* Begin MATERIAL FOR THE TASK *

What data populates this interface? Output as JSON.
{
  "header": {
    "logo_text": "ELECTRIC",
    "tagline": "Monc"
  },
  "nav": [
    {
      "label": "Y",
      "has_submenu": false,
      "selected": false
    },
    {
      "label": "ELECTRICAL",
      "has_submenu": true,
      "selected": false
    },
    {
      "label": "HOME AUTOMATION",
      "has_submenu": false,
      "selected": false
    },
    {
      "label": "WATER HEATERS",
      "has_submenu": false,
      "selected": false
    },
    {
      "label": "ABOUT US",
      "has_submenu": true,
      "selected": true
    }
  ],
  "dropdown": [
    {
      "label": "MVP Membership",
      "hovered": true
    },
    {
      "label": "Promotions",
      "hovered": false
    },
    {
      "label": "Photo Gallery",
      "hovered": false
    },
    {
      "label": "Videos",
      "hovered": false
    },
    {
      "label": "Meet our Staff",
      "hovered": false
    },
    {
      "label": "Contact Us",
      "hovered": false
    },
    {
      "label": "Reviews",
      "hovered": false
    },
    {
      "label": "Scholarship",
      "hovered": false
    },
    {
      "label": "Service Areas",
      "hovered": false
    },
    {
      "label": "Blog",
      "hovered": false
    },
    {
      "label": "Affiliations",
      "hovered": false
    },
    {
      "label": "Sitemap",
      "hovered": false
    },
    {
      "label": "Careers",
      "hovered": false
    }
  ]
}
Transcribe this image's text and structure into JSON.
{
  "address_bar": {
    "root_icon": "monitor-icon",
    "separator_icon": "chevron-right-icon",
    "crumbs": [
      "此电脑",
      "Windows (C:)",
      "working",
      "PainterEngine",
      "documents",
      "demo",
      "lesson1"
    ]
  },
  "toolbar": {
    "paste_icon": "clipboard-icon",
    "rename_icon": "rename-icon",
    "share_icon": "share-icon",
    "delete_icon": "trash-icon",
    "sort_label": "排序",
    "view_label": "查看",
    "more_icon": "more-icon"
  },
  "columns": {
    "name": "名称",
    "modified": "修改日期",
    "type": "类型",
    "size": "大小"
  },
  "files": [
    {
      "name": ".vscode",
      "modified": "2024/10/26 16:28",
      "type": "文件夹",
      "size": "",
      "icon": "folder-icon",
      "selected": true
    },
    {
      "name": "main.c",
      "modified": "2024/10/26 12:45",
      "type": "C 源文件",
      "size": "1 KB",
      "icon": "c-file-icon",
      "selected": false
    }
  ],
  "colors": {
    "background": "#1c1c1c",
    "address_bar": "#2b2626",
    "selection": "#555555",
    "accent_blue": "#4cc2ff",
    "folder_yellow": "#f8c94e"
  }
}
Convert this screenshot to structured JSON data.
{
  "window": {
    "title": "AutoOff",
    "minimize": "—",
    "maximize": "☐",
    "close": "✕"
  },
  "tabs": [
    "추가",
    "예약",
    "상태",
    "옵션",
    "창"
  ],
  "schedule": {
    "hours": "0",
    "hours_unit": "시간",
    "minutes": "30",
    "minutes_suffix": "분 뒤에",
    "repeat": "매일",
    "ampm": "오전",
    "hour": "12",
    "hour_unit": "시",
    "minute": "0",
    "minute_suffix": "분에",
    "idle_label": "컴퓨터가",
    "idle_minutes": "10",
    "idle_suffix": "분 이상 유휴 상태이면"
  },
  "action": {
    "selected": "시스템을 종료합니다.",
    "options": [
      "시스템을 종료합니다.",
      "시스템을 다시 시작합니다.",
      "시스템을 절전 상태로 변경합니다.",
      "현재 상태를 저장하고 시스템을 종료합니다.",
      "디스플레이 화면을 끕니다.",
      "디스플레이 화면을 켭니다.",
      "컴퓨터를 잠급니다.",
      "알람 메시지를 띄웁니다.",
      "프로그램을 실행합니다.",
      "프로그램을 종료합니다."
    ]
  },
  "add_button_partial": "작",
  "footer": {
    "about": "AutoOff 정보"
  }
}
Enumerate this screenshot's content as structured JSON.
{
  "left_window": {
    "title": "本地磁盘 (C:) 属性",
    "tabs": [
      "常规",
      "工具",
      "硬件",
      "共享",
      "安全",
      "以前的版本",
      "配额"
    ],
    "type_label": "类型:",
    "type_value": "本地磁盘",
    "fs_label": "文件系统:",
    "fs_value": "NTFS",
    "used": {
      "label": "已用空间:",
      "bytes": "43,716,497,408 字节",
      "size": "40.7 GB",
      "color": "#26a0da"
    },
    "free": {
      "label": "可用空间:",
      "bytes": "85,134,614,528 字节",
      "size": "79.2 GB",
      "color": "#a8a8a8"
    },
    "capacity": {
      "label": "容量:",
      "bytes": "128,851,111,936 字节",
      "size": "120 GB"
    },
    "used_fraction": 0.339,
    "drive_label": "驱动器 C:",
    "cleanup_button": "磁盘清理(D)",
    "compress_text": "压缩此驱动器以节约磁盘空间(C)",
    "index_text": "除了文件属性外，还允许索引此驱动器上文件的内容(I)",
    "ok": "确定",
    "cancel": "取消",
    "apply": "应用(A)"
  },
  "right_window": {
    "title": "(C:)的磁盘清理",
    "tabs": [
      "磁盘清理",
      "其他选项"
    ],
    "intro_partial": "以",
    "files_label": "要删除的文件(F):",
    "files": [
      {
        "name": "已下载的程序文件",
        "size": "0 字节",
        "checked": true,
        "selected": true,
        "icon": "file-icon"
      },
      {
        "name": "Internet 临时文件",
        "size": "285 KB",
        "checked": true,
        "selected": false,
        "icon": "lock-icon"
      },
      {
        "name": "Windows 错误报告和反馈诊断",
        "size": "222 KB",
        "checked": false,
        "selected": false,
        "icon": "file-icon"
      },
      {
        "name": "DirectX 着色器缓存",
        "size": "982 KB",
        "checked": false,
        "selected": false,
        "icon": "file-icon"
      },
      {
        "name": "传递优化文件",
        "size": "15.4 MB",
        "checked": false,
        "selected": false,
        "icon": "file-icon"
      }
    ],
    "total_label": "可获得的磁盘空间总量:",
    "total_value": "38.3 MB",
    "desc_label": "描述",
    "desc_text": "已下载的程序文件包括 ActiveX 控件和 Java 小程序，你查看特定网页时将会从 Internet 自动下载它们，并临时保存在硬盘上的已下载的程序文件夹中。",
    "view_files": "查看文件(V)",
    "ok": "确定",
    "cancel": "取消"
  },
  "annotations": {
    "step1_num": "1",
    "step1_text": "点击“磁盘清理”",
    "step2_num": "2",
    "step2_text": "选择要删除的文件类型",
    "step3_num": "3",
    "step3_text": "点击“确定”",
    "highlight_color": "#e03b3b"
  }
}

* End MATERIAL FOR THE TASK *

■ WHAT IS BEING ASKED: Extract every record. Keep wording exact.

■ ANSWER:
What data populates this interface? Output as JSON.
{
  "header": {
    "logo_text": "ELECTRIC",
    "tagline": "Monc"
  },
  "nav": [
    {
      "label": "Y",
      "has_submenu": false,
      "selected": false
    },
    {
      "label": "ELECTRICAL",
      "has_submenu": true,
      "selected": false
    },
    {
      "label": "HOME AUTOMATION",
      "has_submenu": false,
      "selected": false
    },
    {
      "label": "WATER HEATERS",
      "has_submenu": false,
      "selected": false
    },
    {
      "label": "ABOUT US",
      "has_submenu": true,
      "selected": true
    }
  ],
  "dropdown": [
    {
      "label": "MVP Membership",
      "hovered": true
    },
    {
      "label": "Promotions",
      "hovered": false
    },
    {
      "label": "Photo Gallery",
      "hovered": false
    },
    {
      "label": "Videos",
      "hovered": false
    },
    {
      "label": "Meet our Staff",
      "hovered": false
    },
    {
      "label": "Contact Us",
      "hovered": false
    },
    {
      "label": "Reviews",
      "hovered": false
    },
    {
      "label": "Scholarship",
      "hovered": false
    },
    {
      "label": "Service Areas",
      "hovered": false
    },
    {
      "label": "Blog",
      "hovered": false
    },
    {
      "label": "Affiliations",
      "hovered": false
    },
    {
      "label": "Sitemap",
      "hovered": false
    },
    {
      "label": "Careers",
      "hovered": false
    }
  ]
}
Transcribe this image's text and structure into JSON.
{
  "address_bar": {
    "root_icon": "monitor-icon",
    "separator_icon": "chevron-right-icon",
    "crumbs": [
      "此电脑",
      "Windows (C:)",
      "working",
      "PainterEngine",
      "documents",
      "demo",
      "lesson1"
    ]
  },
  "toolbar": {
    "paste_icon": "clipboard-icon",
    "rename_icon": "rename-icon",
    "share_icon": "share-icon",
    "delete_icon": "trash-icon",
    "sort_label": "排序",
    "view_label": "查看",
    "more_icon": "more-icon"
  },
  "columns": {
    "name": "名称",
    "modified": "修改日期",
    "type": "类型",
    "size": "大小"
  },
  "files": [
    {
      "name": ".vscode",
      "modified": "2024/10/26 16:28",
      "type": "文件夹",
      "size": "",
      "icon": "folder-icon",
      "selected": true
    },
    {
      "name": "main.c",
      "modified": "2024/10/26 12:45",
      "type": "C 源文件",
      "size": "1 KB",
      "icon": "c-file-icon",
      "selected": false
    }
  ],
  "colors": {
    "background": "#1c1c1c",
    "address_bar": "#2b2626",
    "selection": "#555555",
    "accent_blue": "#4cc2ff",
    "folder_yellow": "#f8c94e"
  }
}
Convert this screenshot to structured JSON data.
{
  "window": {
    "title": "AutoOff",
    "minimize": "—",
    "maximize": "☐",
    "close": "✕"
  },
  "tabs": [
    "추가",
    "예약",
    "상태",
    "옵션",
    "창"
  ],
  "schedule": {
    "hours": "0",
    "hours_unit": "시간",
    "minutes": "30",
    "minutes_suffix": "분 뒤에",
    "repeat": "매일",
    "ampm": "오전",
    "hour": "12",
    "hour_unit": "시",
    "minute": "0",
    "minute_suffix": "분에",
    "idle_label": "컴퓨터가",
    "idle_minutes": "10",
    "idle_suffix": "분 이상 유휴 상태이면"
  },
  "action": {
    "selected": "시스템을 종료합니다.",
    "options": [
      "시스템을 종료합니다.",
      "시스템을 다시 시작합니다.",
      "시스템을 절전 상태로 변경합니다.",
      "현재 상태를 저장하고 시스템을 종료합니다.",
      "디스플레이 화면을 끕니다.",
      "디스플레이 화면을 켭니다.",
      "컴퓨터를 잠급니다.",
      "알람 메시지를 띄웁니다.",
      "프로그램을 실행합니다.",
      "프로그램을 종료합니다."
    ]
  },
  "add_button_partial": "작",
  "footer": {
    "about": "AutoOff 정보"
  }
}
Enumerate this screenshot's content as structured JSON.
{
  "left_window": {
    "title": "本地磁盘 (C:) 属性",
    "tabs": [
      "常规",
      "工具",
      "硬件",
      "共享",
      "安全",
      "以前的版本",
      "配额"
    ],
    "type_label": "类型:",
    "type_value": "本地磁盘",
    "fs_label": "文件系统:",
    "fs_value": "NTFS",
    "used": {
      "label": "已用空间:",
      "bytes": "43,716,497,408 字节",
      "size": "40.7 GB",
      "color": "#26a0da"
    },
    "free": {
      "label": "可用空间:",
      "bytes": "85,134,614,528 字节",
      "size": "79.2 GB",
      "color": "#a8a8a8"
    },
    "capacity": {
      "label": "容量:",
      "bytes": "128,851,111,936 字节",
      "size": "120 GB"
    },
    "used_fraction": 0.339,
    "drive_label": "驱动器 C:",
    "cleanup_button": "磁盘清理(D)",
    "compress_text": "压缩此驱动器以节约磁盘空间(C)",
    "index_text": "除了文件属性外，还允许索引此驱动器上文件的内容(I)",
    "ok": "确定",
    "cancel": "取消",
    "apply": "应用(A)"
  },
  "right_window": {
    "title": "(C:)的磁盘清理",
    "tabs": [
      "磁盘清理",
      "其他选项"
    ],
    "intro_partial": "以",
    "files_label": "要删除的文件(F):",
    "files": [
      {
        "name": "已下载的程序文件",
        "size": "0 字节",
        "checked": true,
        "selected": true,
        "icon": "file-icon"
      },
      {
        "name": "Internet 临时文件",
        "size": "285 KB",
        "checked": true,
        "selected": false,
        "icon": "lock-icon"
      },
      {
        "name": "Windows 错误报告和反馈诊断",
        "size": "222 KB",
        "checked": false,
        "selected": false,
        "icon": "file-icon"
      },
      {
        "name": "DirectX 着色器缓存",
        "size": "982 KB",
        "checked": false,
        "selected": false,
        "icon": "file-icon"
      },
      {
        "name": "传递优化文件",
        "size": "15.4 MB",
        "checked": false,
        "selected": false,
        "icon": "file-icon"
      }
    ],
    "total_label": "可获得的磁盘空间总量:",
    "total_value": "38.3 MB",
    "desc_label": "描述",
    "desc_text": "已下载的程序文件包括 ActiveX 控件和 Java 小程序，你查看特定网页时将会从 Internet 自动下载它们，并临时保存在硬盘上的已下载的程序文件夹中。",
    "view_files": "查看文件(V)",
    "ok": "确定",
    "cancel": "取消"
  },
  "annotations": {
    "step1_num": "1",
    "step1_text": "点击“磁盘清理”",
    "step2_num": "2",
    "step2_text": "选择要删除的文件类型",
    "step3_num": "3",
    "step3_text": "点击“确定”",
    "highlight_color": "#e03b3b"
  }
}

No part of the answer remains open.